# [EXERCISE PROMPT]
Set down each entry from the block beneath, exactly as written.

# [SUPPLIED ENTRIES]
=====
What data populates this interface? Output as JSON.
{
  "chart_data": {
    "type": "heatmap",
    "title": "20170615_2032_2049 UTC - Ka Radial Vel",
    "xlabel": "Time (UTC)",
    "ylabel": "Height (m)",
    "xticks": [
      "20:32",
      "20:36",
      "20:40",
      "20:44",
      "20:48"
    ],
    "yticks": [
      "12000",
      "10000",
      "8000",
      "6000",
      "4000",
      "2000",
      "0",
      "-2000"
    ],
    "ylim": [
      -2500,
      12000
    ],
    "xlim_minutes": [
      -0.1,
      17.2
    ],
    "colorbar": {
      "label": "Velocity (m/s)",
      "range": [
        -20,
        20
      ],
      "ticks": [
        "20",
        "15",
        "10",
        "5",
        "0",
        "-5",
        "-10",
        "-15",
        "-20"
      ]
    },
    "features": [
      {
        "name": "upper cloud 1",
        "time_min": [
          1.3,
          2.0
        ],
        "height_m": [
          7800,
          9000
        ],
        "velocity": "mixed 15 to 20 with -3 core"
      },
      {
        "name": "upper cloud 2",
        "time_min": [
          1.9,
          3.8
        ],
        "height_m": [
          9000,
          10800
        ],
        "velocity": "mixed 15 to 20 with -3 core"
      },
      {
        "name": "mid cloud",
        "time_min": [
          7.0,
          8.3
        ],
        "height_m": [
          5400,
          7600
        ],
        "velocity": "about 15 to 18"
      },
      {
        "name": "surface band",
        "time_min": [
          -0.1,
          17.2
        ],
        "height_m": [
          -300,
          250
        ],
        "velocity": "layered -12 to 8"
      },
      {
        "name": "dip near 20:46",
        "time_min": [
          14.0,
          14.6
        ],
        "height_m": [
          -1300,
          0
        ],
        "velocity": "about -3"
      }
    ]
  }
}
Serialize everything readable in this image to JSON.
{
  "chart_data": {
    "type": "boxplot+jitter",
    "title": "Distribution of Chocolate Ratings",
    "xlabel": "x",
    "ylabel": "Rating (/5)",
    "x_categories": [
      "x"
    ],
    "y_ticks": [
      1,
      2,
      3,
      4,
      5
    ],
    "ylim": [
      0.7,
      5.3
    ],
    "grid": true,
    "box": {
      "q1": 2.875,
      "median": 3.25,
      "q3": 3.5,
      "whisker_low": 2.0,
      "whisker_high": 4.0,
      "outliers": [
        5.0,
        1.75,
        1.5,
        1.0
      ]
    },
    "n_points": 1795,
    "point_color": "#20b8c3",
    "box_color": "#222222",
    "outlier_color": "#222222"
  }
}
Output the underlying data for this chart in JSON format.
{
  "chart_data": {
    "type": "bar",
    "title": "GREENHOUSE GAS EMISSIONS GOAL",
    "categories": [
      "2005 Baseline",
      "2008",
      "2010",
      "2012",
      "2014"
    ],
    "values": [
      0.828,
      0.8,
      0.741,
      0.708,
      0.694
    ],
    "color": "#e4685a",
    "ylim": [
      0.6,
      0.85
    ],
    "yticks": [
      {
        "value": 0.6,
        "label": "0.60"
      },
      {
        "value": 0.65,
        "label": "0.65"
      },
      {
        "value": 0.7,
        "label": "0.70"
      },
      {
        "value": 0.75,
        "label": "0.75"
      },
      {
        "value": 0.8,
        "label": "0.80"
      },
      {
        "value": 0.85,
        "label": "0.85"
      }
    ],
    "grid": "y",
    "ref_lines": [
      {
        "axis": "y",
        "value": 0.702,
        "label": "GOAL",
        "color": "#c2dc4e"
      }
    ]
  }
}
=====
# [SOLUTION FOR THIS TASK]
What data populates this interface? Output as JSON.
{
  "chart_data": {
    "type": "heatmap",
    "title": "20170615_2032_2049 UTC - Ka Radial Vel",
    "xlabel": "Time (UTC)",
    "ylabel": "Height (m)",
    "xticks": [
      "20:32",
      "20:36",
      "20:40",
      "20:44",
      "20:48"
    ],
    "yticks": [
      "12000",
      "10000",
      "8000",
      "6000",
      "4000",
      "2000",
      "0",
      "-2000"
    ],
    "ylim": [
      -2500,
      12000
    ],
    "xlim_minutes": [
      -0.1,
      17.2
    ],
    "colorbar": {
      "label": "Velocity (m/s)",
      "range": [
        -20,
        20
      ],
      "ticks": [
        "20",
        "15",
        "10",
        "5",
        "0",
        "-5",
        "-10",
        "-15",
        "-20"
      ]
    },
    "features": [
      {
        "name": "upper cloud 1",
        "time_min": [
          1.3,
          2.0
        ],
        "height_m": [
          7800,
          9000
        ],
        "velocity": "mixed 15 to 20 with -3 core"
      },
      {
        "name": "upper cloud 2",
        "time_min": [
          1.9,
          3.8
        ],
        "height_m": [
          9000,
          10800
        ],
        "velocity": "mixed 15 to 20 with -3 core"
      },
      {
        "name": "mid cloud",
        "time_min": [
          7.0,
          8.3
        ],
        "height_m": [
          5400,
          7600
        ],
        "velocity": "about 15 to 18"
      },
      {
        "name": "surface band",
        "time_min": [
          -0.1,
          17.2
        ],
        "height_m": [
          -300,
          250
        ],
        "velocity": "layered -12 to 8"
      },
      {
        "name": "dip near 20:46",
        "time_min": [
          14.0,
          14.6
        ],
        "height_m": [
          -1300,
          0
        ],
        "velocity": "about -3"
      }
    ]
  }
}
Serialize everything readable in this image to JSON.
{
  "chart_data": {
    "type": "boxplot+jitter",
    "title": "Distribution of Chocolate Ratings",
    "xlabel": "x",
    "ylabel": "Rating (/5)",
    "x_categories": [
      "x"
    ],
    "y_ticks": [
      1,
      2,
      3,
      4,
      5
    ],
    "ylim": [
      0.7,
      5.3
    ],
    "grid": true,
    "box": {
      "q1": 2.875,
      "median": 3.25,
      "q3": 3.5,
      "whisker_low": 2.0,
      "whisker_high": 4.0,
      "outliers": [
        5.0,
        1.75,
        1.5,
        1.0
      ]
    },
    "n_points": 1795,
    "point_color": "#20b8c3",
    "box_color": "#222222",
    "outlier_color": "#222222"
  }
}
Output the underlying data for this chart in JSON format.
{
  "chart_data": {
    "type": "bar",
    "title": "GREENHOUSE GAS EMISSIONS GOAL",
    "categories": [
      "2005 Baseline",
      "2008",
      "2010",
      "2012",
      "2014"
    ],
    "values": [
      0.828,
      0.8,
      0.741,
      0.708,
      0.694
    ],
    "color": "#e4685a",
    "ylim": [
      0.6,
      0.85
    ],
    "yticks": [
      {
        "value": 0.6,
        "label": "0.60"
      },
      {
        "value": 0.65,
        "label": "0.65"
      },
      {
        "value": 0.7,
        "label": "0.70"
      },
      {
        "value": 0.75,
        "label": "0.75"
      },
      {
        "value": 0.8,
        "label": "0.80"
      },
      {
        "value": 0.85,
        "label": "0.85"
      }
    ],
    "grid": "y",
    "ref_lines": [
      {
        "axis": "y",
        "value": 0.702,
        "label": "GOAL",
        "color": "#c2dc4e"
      }
    ]
  }
}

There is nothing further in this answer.